Lo cual explica la mitad de la sorpresa que sentí ante los deseos de Bill Niman de invitarme a su casa. La otra mitad tenía que ver con su profesión: ranchero.

Un gran danés de un color como metalizado, más grande y más tranquilo que George, fue el primero en darme la bienvenida, seguido de Bill y su esposa, Nicolette. Tras los saludos y comentarios habituales, me instaron a entrar en su modesto hogar, pegado a un lado de la montaña como si de un monasterio se tratara. De la tierra negra sobresalían rocas musgosas entre macizos de brillantes flores. Un porche lleno de luz daba directamente a la sala principal, la más grande de la casa, sin ser muy grande. Dominaba la estancia una chimenea de piedra frente a la que había un sofá oscuro y grande (de los que sirven para relajarse, no para decorar). En los estantes había montañas de libros, algunos sobre alimentación y ganadería, aunque la mayoría no. Nos sentamos a una mesa de madera en la pequeña cocina-comedor, donde aún flotaban los aromas del desayuno.

—Mi padre era un inmigrante ruso —explicó Bill—. Me crie trabajando en el colmado que mi familia tenía en Minneapolis. Esa fue mi entrada al mundo de la alimentación. Todos trabajábamos allí, la familia al completo. Nunca podría haber imaginado hacia dónde se encaminaría mi vida.

O sea: «¿Cómo un norteamericano de primera generación, un chico judío de ciudad, ha llegado a ser uno de los rancheros más importantes del mundo?». Una buena pregunta que tiene una buena respuesta.

—La principal motivación de nuestras vidas en aquel momento era la guerra de Vietnam. Opté por el servicio alternativo y me fui a dar clases a zonas de pobreza declaradas como tales por el gobierno federal. Ahí entré en contacto con ciertos elementos de la vida rural y me picó el gusanillo. Empecé a montar una granja con mi primera esposa.

La primera esposa de Niman (Amy) murió en un accidente del rancho.

—Conseguimos un pedazo de tierra. Cuatro hectáreas y media. Teníamos cabras, pollos y caballos. Éramos bastante pobres. Mi mujer daba clases en uno de los grandes ranchos y por un error nos regalaron unas cabezas de ganado que habían nacido de unas novillas.

Dicho error conformó los cimientos de Niman Ranch. (Actualmente, los ingresos anuales de Niman Ranch se estiman en 100 millones de dólares, y siguen creciendo).

= DATOS EXTRAÍDOS =
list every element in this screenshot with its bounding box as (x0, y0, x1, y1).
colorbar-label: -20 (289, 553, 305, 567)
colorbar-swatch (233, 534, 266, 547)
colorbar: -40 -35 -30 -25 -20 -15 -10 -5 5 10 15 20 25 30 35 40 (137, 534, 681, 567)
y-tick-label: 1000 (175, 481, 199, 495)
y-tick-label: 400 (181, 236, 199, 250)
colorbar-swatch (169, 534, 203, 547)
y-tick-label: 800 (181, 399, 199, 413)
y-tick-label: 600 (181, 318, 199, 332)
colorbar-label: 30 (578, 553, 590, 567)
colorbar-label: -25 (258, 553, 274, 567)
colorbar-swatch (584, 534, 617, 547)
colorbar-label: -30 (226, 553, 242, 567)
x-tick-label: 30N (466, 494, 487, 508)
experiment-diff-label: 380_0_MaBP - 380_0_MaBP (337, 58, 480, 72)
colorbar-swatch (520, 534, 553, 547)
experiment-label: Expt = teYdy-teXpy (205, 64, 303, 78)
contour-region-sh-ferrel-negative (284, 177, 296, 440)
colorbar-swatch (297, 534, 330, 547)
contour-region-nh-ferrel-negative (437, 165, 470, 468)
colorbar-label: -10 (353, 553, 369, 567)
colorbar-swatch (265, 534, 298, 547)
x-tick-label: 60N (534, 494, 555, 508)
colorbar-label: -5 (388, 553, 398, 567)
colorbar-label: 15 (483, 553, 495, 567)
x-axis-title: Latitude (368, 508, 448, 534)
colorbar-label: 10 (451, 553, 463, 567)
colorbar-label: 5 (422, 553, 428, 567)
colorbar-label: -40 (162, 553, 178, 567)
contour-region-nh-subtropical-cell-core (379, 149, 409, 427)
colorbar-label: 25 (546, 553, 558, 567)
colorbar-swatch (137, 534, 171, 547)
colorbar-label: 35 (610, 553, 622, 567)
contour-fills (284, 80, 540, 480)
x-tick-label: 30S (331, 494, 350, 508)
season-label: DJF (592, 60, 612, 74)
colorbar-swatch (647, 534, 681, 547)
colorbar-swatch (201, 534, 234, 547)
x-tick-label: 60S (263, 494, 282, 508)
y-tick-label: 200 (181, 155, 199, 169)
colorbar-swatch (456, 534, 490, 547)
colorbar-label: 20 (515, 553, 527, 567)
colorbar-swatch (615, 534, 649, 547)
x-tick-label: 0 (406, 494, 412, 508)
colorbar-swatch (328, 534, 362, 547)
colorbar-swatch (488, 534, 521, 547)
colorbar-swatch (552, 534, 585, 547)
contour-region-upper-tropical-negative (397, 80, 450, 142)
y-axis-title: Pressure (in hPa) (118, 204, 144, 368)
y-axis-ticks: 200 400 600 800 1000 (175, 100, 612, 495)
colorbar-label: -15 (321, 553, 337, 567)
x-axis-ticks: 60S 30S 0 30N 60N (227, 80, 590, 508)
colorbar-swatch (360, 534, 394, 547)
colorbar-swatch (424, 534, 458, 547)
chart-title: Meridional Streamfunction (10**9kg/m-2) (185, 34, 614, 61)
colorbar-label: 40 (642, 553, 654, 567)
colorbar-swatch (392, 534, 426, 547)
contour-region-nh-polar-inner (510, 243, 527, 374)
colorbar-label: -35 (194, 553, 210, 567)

= PREGUNTAS PLANTEADAS =
**A.** Explica en una a tres oraciones por qué Bill Niman terminó dando clases en zonas de pobreza, según el texto sobre Bill Niman.
**B.** En el texto sobre Bill Niman, ¿cuánta tierra consiguieron él y su primera esposa?
El material no interviene en nada de esto.

= RESPUESTAS POR PUNTO =
**A.** La principal motivación de su vida en aquel momento era la guerra de Vietnam, así que optó por el servicio alternativo. Por eso se fue a dar clases a zonas declaradas de pobreza por el gobierno federal.

**B.** Cuatro hectáreas y media.